** begin **
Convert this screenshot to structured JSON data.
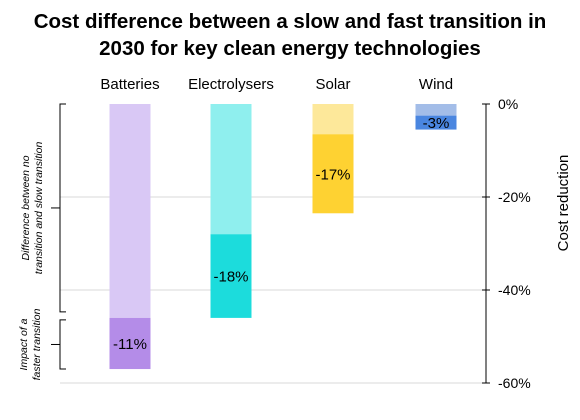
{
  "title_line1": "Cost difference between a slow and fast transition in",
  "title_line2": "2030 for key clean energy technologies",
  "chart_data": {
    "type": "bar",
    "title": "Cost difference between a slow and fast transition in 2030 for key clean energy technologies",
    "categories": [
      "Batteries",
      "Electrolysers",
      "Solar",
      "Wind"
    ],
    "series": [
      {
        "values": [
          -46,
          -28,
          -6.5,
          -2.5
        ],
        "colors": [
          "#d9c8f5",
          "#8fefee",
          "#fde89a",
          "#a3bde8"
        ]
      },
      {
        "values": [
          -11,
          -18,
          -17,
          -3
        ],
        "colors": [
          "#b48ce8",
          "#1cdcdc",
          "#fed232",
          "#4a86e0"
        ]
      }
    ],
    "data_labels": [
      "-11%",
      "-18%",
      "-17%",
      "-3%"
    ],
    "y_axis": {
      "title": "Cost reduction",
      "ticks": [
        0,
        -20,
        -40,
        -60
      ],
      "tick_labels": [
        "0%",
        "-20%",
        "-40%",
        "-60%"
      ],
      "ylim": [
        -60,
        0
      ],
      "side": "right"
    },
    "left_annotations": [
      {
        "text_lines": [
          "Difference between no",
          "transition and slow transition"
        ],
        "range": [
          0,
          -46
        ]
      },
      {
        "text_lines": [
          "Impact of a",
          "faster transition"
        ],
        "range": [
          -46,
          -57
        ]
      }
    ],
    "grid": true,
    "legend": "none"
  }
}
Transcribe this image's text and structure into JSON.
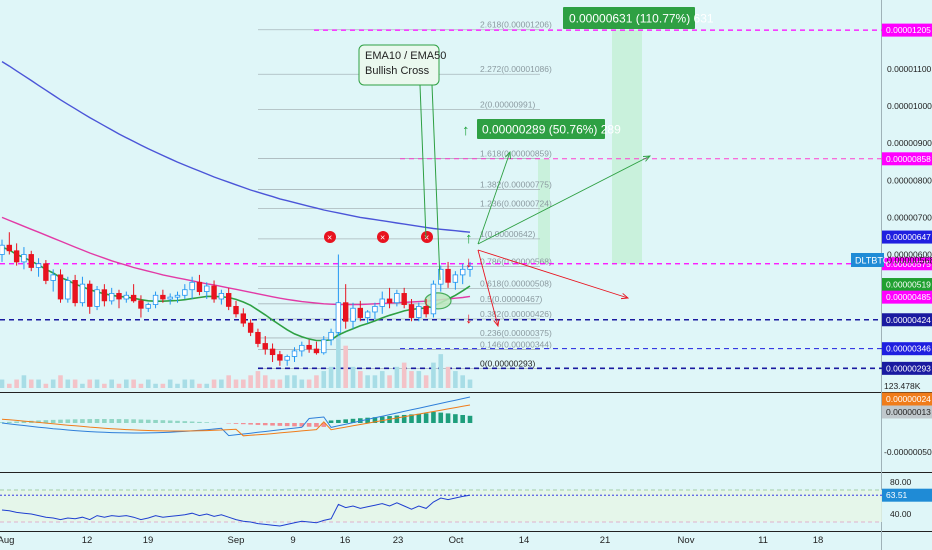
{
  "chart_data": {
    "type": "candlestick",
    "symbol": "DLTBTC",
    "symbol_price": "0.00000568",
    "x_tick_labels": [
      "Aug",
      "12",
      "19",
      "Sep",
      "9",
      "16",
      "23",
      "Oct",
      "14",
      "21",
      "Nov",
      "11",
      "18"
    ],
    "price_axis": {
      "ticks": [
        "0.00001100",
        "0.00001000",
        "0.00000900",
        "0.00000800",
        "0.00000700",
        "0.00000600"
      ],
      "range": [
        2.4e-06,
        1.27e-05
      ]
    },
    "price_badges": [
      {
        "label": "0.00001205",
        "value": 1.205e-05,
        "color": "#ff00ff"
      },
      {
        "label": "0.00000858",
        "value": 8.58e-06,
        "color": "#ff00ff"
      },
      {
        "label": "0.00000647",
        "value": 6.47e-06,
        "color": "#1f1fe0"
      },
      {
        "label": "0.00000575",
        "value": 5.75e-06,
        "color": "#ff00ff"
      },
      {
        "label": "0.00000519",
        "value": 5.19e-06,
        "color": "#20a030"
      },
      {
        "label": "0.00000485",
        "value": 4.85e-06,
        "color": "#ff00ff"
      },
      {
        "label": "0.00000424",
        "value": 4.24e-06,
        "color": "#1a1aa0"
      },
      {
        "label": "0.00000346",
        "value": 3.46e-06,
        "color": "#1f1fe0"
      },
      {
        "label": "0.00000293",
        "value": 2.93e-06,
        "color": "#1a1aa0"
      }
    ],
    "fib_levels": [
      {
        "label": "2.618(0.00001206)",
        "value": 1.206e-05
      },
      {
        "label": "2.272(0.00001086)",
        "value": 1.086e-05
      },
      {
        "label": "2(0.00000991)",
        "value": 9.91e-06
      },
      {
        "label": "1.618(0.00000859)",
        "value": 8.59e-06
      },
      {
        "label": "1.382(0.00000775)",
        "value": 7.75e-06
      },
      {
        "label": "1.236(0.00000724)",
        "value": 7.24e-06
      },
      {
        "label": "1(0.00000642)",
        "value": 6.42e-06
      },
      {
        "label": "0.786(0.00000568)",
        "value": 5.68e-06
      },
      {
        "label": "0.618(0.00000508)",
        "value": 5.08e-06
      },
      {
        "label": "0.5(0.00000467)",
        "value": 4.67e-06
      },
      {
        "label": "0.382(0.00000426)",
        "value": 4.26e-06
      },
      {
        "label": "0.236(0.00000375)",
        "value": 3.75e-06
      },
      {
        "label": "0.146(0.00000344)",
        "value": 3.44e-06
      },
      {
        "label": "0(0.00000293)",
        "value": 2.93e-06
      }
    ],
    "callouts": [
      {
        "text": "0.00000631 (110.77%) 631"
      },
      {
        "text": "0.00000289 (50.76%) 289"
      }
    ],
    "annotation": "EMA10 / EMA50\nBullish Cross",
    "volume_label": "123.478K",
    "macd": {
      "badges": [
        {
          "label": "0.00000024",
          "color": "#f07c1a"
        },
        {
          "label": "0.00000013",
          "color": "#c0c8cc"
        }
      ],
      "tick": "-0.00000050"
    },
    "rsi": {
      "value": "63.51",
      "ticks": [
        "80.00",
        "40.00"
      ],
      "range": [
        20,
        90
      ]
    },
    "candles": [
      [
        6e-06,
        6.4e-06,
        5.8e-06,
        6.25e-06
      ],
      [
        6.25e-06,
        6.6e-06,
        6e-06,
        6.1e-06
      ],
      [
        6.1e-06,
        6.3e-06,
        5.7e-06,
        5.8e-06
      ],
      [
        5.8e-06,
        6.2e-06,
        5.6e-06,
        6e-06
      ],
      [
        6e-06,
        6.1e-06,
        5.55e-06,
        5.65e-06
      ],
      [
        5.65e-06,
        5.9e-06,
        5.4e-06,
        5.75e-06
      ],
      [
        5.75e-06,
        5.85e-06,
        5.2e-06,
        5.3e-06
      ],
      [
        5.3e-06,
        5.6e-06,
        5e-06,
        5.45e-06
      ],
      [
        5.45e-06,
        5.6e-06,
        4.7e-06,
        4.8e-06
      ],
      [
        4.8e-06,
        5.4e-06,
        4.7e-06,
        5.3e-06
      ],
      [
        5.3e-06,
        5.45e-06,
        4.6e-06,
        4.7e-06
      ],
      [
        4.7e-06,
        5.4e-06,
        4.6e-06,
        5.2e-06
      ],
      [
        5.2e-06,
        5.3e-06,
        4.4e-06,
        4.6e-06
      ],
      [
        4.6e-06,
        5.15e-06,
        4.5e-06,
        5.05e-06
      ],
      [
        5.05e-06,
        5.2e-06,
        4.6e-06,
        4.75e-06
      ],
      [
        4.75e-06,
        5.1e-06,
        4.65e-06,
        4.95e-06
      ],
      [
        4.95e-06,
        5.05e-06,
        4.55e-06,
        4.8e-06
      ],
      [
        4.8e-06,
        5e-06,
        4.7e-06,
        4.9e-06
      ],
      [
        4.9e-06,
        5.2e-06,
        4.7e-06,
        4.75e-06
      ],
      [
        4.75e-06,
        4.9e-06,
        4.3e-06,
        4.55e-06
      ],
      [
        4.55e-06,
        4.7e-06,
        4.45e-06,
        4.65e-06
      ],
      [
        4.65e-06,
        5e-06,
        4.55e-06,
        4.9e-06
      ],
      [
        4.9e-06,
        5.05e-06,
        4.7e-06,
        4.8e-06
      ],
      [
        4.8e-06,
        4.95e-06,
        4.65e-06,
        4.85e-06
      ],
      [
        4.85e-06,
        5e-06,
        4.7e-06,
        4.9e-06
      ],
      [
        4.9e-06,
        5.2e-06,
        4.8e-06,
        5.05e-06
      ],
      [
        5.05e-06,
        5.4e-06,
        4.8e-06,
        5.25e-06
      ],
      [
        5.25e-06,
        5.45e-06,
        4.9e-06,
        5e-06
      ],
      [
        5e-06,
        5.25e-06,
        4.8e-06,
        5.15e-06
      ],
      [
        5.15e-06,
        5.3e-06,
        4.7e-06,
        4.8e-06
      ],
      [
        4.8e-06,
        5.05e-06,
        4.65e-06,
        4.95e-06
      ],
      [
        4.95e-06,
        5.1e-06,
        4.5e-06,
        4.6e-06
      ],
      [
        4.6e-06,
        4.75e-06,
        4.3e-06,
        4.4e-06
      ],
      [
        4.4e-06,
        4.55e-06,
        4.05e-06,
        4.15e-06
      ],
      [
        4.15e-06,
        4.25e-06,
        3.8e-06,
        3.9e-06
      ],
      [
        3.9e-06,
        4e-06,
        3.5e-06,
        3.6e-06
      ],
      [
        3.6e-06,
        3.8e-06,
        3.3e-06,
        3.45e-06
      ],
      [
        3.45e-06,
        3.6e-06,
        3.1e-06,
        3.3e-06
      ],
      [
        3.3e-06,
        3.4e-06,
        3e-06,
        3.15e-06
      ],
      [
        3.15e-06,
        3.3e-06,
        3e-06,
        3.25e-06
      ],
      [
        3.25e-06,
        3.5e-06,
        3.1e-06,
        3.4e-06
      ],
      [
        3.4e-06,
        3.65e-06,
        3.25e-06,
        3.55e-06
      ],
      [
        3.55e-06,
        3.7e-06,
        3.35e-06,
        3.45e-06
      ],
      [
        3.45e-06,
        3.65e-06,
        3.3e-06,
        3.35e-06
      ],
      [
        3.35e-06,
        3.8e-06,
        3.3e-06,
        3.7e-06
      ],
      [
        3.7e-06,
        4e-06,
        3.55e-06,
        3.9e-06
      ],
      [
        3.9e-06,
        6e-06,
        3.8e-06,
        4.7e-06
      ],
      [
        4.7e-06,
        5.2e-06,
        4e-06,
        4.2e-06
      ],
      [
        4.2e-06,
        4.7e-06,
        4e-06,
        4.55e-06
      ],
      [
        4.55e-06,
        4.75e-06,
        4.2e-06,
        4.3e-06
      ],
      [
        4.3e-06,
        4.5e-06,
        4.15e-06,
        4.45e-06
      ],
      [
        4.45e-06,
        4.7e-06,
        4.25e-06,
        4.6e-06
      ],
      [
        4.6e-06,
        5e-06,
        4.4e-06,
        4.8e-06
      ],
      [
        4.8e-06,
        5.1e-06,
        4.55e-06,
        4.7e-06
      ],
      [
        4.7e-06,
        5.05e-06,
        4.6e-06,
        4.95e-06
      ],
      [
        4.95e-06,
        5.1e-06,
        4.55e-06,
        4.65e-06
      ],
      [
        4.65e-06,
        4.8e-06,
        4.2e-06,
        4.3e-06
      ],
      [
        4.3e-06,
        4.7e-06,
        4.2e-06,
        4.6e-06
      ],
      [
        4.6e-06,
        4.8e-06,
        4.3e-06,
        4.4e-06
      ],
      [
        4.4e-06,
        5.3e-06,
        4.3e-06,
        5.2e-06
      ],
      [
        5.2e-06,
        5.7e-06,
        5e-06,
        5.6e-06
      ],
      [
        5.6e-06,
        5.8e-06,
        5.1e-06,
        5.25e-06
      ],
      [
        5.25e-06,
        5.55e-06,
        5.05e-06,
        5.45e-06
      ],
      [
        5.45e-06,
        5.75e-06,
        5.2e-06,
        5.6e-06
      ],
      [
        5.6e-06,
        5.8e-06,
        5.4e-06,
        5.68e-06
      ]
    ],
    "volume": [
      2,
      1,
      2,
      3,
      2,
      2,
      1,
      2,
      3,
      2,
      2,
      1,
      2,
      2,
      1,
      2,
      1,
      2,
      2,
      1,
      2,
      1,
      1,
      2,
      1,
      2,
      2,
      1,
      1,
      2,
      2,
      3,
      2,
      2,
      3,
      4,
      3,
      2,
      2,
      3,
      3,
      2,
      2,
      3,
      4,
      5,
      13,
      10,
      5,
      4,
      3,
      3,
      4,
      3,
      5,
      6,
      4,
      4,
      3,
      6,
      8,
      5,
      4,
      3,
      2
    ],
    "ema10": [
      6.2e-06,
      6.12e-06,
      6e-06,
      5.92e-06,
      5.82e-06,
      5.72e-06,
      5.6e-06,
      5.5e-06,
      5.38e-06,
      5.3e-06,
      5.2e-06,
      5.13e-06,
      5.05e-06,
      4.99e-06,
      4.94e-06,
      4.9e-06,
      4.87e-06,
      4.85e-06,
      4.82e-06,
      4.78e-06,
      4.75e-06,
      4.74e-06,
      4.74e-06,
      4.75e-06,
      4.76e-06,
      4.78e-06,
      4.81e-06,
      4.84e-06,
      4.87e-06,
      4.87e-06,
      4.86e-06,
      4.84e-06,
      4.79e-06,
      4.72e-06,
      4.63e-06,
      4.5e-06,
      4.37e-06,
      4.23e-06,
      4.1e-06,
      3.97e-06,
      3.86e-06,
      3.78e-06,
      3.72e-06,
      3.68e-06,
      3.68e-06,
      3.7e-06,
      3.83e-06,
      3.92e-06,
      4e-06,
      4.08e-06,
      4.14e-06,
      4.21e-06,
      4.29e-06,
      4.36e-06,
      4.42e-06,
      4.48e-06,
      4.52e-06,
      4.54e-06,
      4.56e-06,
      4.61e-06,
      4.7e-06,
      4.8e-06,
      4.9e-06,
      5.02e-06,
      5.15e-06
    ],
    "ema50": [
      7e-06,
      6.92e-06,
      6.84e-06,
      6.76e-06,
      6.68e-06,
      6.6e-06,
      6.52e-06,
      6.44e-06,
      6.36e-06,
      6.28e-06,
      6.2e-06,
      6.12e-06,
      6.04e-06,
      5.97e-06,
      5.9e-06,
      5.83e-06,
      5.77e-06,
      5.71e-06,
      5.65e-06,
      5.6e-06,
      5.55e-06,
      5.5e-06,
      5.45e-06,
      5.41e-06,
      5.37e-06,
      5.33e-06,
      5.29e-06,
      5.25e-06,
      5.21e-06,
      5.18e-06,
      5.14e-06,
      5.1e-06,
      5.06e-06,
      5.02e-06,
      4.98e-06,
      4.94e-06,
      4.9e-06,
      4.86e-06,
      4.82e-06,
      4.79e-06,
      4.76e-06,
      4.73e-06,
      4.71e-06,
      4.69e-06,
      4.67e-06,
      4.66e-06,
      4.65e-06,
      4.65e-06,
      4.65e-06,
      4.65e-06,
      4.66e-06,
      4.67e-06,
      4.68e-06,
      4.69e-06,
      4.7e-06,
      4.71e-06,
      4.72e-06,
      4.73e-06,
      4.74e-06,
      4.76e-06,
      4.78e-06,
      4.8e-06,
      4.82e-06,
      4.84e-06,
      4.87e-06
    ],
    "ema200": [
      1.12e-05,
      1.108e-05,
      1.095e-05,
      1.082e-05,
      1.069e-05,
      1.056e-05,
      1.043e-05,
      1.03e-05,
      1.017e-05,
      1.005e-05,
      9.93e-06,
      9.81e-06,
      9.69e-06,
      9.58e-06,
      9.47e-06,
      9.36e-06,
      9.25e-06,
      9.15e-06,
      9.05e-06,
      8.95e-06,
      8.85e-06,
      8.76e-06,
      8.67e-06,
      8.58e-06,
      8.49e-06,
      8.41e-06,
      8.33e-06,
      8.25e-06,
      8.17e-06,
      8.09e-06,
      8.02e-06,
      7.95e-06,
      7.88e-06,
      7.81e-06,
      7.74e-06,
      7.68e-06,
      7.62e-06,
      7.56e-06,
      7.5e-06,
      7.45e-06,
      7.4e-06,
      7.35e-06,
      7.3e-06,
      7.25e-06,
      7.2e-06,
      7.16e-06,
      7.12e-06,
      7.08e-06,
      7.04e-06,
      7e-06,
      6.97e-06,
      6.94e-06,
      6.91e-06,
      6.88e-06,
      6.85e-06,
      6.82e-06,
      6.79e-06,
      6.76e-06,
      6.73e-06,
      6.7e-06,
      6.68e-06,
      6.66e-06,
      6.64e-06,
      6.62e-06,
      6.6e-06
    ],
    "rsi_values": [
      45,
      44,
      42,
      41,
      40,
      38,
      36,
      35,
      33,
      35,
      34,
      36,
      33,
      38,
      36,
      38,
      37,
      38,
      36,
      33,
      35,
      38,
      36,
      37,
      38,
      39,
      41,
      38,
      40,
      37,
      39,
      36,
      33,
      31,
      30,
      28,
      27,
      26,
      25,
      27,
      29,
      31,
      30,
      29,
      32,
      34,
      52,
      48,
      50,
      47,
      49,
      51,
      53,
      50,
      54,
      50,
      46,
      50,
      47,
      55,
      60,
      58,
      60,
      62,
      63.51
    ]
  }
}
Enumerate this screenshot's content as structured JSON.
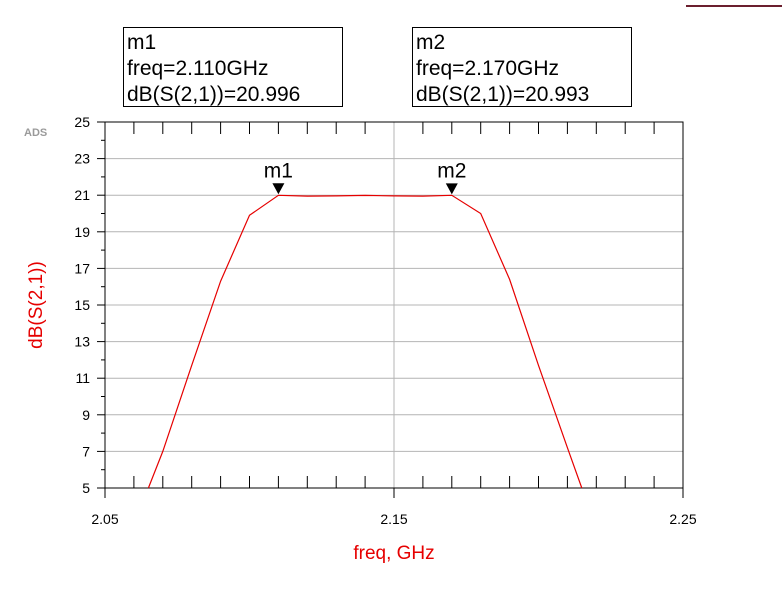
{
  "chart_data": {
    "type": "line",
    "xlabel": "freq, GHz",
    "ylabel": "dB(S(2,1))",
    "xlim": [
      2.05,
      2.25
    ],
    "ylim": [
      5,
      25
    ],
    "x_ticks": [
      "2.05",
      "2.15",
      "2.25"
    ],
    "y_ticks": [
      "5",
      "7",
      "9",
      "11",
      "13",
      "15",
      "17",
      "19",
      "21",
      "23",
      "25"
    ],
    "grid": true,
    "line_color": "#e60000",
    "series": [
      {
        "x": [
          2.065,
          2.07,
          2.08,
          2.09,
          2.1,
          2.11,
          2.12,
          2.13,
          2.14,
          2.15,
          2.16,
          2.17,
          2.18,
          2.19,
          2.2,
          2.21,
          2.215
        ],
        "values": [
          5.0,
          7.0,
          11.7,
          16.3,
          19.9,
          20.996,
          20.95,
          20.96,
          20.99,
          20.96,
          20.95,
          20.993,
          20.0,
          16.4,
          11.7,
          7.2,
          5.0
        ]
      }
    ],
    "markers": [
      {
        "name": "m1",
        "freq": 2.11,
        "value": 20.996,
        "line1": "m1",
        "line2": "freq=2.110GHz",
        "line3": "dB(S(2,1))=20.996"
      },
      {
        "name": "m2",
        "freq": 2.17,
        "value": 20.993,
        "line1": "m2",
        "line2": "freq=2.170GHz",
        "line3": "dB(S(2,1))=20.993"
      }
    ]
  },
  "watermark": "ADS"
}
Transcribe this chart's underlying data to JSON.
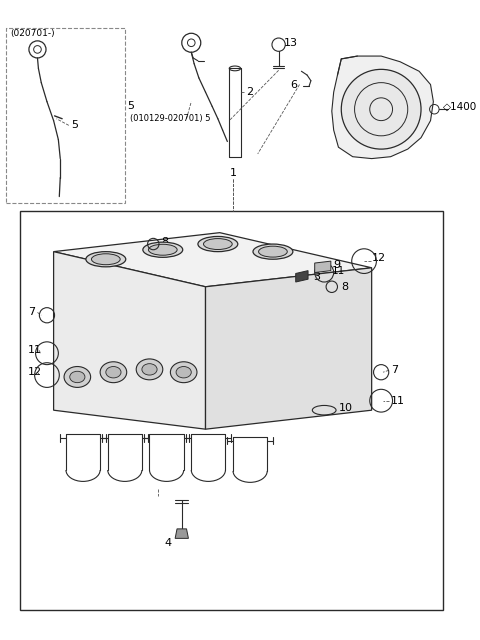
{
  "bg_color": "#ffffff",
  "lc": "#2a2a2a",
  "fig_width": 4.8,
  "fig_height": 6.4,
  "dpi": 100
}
** end **
▸ **GIVEN PROBLEM**
Gather every line containing the word "clean" and copy it.

▸ **RESPONSE**
  "title_line2": "2030 for key clean energy technologies",
    "title": "Cost difference between a slow and fast transition in 2030 for key clean energy technologies",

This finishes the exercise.